## GIVEN REQUEST
Give the data again, word for word.

## LISTED ENTRIES
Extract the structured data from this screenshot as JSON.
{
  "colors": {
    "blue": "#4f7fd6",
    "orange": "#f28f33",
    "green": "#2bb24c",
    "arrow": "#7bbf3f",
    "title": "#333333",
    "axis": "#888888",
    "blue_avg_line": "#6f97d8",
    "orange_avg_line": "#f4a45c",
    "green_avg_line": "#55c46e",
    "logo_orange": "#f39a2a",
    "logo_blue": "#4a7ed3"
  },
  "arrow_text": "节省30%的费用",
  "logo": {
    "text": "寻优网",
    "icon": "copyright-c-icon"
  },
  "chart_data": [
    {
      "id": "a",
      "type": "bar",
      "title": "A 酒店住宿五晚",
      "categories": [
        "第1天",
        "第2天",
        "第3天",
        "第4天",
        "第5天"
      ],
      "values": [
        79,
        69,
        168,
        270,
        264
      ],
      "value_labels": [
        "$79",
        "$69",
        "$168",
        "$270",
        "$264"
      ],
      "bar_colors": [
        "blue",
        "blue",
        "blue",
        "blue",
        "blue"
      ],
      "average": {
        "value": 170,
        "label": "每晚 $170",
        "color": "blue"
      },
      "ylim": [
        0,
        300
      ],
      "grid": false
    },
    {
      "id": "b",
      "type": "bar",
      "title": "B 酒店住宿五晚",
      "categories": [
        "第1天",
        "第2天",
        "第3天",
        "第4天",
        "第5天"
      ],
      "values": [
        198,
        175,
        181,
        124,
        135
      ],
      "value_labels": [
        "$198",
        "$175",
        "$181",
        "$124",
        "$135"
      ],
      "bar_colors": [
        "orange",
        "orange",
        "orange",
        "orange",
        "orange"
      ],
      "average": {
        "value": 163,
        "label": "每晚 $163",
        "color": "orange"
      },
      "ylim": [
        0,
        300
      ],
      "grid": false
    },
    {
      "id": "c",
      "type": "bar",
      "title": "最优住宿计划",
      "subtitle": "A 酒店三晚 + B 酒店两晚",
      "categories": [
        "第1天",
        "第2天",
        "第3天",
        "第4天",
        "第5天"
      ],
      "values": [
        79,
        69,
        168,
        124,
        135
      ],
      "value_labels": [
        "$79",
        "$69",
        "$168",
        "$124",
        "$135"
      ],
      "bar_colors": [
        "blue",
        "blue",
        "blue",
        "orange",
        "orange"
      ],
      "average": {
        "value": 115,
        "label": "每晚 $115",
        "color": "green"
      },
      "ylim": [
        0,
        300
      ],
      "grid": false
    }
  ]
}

## REPLY TO THE TASK
Extract the structured data from this screenshot as JSON.
{
  "colors": {
    "blue": "#4f7fd6",
    "orange": "#f28f33",
    "green": "#2bb24c",
    "arrow": "#7bbf3f",
    "title": "#333333",
    "axis": "#888888",
    "blue_avg_line": "#6f97d8",
    "orange_avg_line": "#f4a45c",
    "green_avg_line": "#55c46e",
    "logo_orange": "#f39a2a",
    "logo_blue": "#4a7ed3"
  },
  "arrow_text": "节省30%的费用",
  "logo": {
    "text": "寻优网",
    "icon": "copyright-c-icon"
  },
  "chart_data": [
    {
      "id": "a",
      "type": "bar",
      "title": "A 酒店住宿五晚",
      "categories": [
        "第1天",
        "第2天",
        "第3天",
        "第4天",
        "第5天"
      ],
      "values": [
        79,
        69,
        168,
        270,
        264
      ],
      "value_labels": [
        "$79",
        "$69",
        "$168",
        "$270",
        "$264"
      ],
      "bar_colors": [
        "blue",
        "blue",
        "blue",
        "blue",
        "blue"
      ],
      "average": {
        "value": 170,
        "label": "每晚 $170",
        "color": "blue"
      },
      "ylim": [
        0,
        300
      ],
      "grid": false
    },
    {
      "id": "b",
      "type": "bar",
      "title": "B 酒店住宿五晚",
      "categories": [
        "第1天",
        "第2天",
        "第3天",
        "第4天",
        "第5天"
      ],
      "values": [
        198,
        175,
        181,
        124,
        135
      ],
      "value_labels": [
        "$198",
        "$175",
        "$181",
        "$124",
        "$135"
      ],
      "bar_colors": [
        "orange",
        "orange",
        "orange",
        "orange",
        "orange"
      ],
      "average": {
        "value": 163,
        "label": "每晚 $163",
        "color": "orange"
      },
      "ylim": [
        0,
        300
      ],
      "grid": false
    },
    {
      "id": "c",
      "type": "bar",
      "title": "最优住宿计划",
      "subtitle": "A 酒店三晚 + B 酒店两晚",
      "categories": [
        "第1天",
        "第2天",
        "第3天",
        "第4天",
        "第5天"
      ],
      "values": [
        79,
        69,
        168,
        124,
        135
      ],
      "value_labels": [
        "$79",
        "$69",
        "$168",
        "$124",
        "$135"
      ],
      "bar_colors": [
        "blue",
        "blue",
        "blue",
        "orange",
        "orange"
      ],
      "average": {
        "value": 115,
        "label": "每晚 $115",
        "color": "green"
      },
      "ylim": [
        0,
        300
      ],
      "grid": false
    }
  ]
}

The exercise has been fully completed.